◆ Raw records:
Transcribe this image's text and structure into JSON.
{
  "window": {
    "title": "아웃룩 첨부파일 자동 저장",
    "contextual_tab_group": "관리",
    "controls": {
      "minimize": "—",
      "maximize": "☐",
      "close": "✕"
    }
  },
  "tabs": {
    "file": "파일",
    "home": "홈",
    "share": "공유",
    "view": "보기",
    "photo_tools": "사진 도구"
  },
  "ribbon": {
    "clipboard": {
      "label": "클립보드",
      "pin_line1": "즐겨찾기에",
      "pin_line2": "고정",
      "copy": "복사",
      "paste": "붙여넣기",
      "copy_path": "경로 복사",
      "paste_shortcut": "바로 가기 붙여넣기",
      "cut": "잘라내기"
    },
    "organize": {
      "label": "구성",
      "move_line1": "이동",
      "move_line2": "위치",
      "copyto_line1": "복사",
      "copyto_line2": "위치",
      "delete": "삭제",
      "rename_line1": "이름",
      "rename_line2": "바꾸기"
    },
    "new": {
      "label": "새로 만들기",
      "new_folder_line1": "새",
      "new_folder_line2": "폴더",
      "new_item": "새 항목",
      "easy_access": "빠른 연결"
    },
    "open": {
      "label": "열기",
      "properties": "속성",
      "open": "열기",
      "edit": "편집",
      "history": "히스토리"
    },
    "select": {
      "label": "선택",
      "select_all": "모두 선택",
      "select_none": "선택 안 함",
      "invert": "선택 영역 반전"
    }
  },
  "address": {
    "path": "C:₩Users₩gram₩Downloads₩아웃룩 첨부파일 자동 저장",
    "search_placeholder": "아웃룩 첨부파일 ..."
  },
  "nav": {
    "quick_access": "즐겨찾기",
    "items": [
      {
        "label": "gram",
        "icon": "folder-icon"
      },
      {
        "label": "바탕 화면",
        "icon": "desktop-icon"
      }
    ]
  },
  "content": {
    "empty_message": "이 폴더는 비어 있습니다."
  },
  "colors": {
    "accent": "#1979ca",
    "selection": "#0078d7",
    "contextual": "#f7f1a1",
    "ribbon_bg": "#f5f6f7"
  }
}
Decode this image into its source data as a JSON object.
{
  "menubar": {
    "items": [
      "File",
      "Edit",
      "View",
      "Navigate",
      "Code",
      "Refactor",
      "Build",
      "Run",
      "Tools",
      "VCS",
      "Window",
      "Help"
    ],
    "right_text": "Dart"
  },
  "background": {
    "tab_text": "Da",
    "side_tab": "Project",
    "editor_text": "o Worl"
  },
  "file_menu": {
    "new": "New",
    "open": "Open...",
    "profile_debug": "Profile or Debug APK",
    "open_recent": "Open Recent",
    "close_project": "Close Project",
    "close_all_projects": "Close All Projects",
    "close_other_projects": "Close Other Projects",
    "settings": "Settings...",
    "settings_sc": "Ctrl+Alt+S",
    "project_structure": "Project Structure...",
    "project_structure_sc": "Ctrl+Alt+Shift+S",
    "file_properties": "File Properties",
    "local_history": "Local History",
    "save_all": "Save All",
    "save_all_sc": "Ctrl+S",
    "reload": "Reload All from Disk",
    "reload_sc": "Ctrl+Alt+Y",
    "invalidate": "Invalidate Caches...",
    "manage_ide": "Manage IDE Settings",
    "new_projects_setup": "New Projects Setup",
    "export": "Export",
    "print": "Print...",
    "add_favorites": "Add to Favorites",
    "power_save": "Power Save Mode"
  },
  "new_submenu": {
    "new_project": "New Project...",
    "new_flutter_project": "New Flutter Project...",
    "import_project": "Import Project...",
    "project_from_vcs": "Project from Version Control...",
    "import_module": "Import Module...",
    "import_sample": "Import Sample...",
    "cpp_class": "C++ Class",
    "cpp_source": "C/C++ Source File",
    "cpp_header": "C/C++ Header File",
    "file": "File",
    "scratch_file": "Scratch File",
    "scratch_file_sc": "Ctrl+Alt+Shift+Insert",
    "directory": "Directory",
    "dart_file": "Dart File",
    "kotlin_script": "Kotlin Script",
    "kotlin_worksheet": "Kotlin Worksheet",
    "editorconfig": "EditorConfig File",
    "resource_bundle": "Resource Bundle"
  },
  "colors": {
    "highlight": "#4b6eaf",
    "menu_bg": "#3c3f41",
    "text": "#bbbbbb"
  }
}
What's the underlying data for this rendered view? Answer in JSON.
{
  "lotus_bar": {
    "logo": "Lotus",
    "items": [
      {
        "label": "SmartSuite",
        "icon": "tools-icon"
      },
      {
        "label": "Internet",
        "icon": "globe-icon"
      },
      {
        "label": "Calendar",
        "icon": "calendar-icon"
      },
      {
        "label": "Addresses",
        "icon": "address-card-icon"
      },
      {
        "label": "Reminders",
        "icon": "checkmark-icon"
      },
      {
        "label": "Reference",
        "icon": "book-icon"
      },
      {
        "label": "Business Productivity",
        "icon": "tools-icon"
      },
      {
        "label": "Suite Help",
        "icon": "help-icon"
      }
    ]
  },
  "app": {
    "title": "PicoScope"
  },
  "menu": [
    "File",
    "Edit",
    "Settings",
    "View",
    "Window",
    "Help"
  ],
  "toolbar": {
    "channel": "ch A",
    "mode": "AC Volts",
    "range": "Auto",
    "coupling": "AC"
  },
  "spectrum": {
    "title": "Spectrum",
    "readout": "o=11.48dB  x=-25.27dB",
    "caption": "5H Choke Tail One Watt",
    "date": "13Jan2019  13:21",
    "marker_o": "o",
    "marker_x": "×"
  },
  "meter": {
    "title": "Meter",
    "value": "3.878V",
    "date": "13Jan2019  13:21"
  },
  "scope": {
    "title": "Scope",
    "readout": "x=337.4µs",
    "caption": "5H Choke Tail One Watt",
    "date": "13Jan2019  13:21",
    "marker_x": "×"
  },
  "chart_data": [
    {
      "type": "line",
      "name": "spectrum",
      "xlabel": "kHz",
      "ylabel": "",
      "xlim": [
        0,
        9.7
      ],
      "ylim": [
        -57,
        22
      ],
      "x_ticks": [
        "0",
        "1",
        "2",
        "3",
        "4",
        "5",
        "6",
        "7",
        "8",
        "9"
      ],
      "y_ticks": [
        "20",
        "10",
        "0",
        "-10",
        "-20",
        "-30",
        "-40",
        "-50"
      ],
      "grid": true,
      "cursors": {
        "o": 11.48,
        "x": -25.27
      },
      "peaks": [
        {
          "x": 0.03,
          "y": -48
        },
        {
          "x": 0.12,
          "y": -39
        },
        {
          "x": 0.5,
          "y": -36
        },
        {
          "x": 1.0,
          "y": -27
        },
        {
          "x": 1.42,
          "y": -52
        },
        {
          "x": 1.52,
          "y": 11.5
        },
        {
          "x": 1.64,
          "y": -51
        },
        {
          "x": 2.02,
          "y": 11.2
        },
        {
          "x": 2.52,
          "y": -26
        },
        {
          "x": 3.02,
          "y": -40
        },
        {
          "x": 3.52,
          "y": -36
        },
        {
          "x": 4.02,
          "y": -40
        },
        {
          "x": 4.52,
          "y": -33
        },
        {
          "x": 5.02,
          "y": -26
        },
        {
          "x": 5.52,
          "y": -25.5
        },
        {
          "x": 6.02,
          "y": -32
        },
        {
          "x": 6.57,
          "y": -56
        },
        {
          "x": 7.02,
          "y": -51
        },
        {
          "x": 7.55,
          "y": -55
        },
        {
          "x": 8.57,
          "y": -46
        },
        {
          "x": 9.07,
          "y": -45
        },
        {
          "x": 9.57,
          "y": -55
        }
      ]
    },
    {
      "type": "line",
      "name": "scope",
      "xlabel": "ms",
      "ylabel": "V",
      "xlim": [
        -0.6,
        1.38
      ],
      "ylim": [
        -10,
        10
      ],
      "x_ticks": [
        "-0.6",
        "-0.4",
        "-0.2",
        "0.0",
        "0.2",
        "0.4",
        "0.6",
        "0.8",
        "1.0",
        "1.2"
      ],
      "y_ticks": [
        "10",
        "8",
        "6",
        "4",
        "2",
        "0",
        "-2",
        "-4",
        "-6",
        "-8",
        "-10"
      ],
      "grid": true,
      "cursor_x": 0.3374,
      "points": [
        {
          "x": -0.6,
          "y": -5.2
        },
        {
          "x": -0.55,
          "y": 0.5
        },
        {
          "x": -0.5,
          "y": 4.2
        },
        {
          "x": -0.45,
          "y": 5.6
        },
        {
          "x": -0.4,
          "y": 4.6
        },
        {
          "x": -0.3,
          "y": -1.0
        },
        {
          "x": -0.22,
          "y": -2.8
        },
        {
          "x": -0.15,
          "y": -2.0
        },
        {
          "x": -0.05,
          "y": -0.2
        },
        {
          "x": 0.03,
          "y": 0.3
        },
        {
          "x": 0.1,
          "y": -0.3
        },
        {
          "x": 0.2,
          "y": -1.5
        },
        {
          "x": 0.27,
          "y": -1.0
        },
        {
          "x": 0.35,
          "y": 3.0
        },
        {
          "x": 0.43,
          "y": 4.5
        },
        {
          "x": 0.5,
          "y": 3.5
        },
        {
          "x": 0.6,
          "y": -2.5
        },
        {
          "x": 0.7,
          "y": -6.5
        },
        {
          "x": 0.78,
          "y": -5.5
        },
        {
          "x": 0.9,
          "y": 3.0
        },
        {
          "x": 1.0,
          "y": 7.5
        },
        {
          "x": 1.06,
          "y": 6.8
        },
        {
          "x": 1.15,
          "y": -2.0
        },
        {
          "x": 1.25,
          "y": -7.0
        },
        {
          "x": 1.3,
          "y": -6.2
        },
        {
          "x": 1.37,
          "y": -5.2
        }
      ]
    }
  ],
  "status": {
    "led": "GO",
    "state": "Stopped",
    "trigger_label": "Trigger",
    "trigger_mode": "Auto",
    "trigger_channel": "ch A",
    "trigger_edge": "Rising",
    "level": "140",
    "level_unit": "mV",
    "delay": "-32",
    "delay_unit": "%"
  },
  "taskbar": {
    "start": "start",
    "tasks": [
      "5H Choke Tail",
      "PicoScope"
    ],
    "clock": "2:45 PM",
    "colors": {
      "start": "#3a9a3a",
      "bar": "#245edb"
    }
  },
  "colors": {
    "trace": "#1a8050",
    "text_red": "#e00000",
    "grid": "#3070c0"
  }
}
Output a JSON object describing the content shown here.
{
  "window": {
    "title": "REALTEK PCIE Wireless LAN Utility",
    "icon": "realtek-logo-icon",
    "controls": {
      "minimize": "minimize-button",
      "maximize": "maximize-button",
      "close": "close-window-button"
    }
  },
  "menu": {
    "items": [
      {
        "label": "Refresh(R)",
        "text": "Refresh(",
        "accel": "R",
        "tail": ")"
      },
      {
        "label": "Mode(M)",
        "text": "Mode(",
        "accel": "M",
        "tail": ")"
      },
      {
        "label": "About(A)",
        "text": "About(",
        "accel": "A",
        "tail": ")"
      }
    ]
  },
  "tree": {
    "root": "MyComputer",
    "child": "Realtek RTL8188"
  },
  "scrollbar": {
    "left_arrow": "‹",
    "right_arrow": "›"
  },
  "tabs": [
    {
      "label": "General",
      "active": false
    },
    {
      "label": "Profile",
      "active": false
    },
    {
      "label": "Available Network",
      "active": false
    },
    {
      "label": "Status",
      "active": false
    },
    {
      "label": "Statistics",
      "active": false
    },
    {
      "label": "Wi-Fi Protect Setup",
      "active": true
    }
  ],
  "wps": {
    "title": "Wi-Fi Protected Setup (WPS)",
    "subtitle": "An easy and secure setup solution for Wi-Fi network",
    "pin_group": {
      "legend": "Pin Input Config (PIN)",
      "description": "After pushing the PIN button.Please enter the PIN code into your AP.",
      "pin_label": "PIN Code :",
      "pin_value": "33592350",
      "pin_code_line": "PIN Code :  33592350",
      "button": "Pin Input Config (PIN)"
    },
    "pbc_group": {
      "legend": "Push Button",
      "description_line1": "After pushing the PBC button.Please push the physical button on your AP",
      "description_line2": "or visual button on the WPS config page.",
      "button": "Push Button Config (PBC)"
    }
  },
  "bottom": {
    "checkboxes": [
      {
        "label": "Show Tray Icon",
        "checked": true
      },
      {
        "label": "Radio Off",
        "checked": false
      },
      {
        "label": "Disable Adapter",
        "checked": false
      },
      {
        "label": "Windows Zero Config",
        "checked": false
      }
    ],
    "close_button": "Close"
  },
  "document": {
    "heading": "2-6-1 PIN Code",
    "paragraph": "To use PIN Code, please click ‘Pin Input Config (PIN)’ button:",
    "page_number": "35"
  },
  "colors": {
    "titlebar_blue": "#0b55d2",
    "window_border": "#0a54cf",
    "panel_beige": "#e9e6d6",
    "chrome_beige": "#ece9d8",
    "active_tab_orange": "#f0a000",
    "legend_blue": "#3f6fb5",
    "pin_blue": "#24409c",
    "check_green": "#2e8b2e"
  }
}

◆ Your goal:
From the data above, copy each line that holds "gram".

◆ Solution to this problem:
    "path": "C:₩Users₩gram₩Downloads₩아웃룩 첨부파일 자동 저장",
        "label": "gram",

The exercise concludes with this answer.